— WHAT YOU SHOULD DO —
Pick out and copy every line below that has the word "inexact".

========================================================================

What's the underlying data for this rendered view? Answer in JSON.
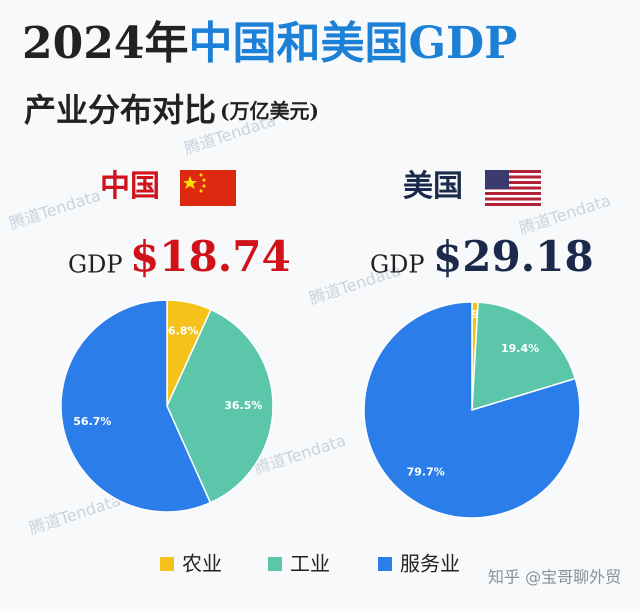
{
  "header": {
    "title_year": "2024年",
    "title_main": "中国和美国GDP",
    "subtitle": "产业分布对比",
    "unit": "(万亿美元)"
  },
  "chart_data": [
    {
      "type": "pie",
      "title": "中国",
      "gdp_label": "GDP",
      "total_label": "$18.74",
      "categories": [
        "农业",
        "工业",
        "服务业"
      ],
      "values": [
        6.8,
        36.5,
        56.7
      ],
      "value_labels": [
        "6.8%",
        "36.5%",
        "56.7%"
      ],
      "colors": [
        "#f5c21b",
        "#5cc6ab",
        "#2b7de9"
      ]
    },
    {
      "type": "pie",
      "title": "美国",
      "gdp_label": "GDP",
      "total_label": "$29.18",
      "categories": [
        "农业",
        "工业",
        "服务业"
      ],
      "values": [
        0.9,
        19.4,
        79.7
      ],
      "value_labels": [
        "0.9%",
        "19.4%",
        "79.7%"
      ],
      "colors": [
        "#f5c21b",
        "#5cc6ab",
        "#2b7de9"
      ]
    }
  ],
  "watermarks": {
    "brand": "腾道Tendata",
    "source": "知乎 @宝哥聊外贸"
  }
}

========================================================================

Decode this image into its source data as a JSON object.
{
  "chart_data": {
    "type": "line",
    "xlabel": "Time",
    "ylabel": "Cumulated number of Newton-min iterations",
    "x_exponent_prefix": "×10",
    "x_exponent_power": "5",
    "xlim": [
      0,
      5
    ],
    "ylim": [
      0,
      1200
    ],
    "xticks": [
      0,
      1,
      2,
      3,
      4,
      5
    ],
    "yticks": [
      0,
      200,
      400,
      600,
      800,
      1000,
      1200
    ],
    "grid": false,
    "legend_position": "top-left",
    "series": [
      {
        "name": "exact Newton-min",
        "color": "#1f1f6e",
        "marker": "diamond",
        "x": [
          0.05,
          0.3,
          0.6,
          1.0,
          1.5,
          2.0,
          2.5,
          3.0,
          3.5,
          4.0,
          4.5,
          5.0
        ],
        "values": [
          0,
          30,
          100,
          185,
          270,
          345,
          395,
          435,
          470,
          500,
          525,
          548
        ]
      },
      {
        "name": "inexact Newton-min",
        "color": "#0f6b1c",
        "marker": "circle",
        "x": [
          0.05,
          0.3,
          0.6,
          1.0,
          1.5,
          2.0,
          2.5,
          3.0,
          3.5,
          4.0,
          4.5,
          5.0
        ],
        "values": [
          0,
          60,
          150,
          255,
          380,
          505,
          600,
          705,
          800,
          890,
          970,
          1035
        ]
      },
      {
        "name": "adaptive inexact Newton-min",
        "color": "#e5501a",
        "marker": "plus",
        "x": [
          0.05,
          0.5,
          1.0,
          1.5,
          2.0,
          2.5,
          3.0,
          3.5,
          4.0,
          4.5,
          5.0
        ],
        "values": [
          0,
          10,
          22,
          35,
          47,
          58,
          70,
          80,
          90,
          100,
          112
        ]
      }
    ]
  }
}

========================================================================

— RESULT OF THIS EXERCISE —
        "name": "inexact Newton-min",
        "name": "adaptive inexact Newton-min",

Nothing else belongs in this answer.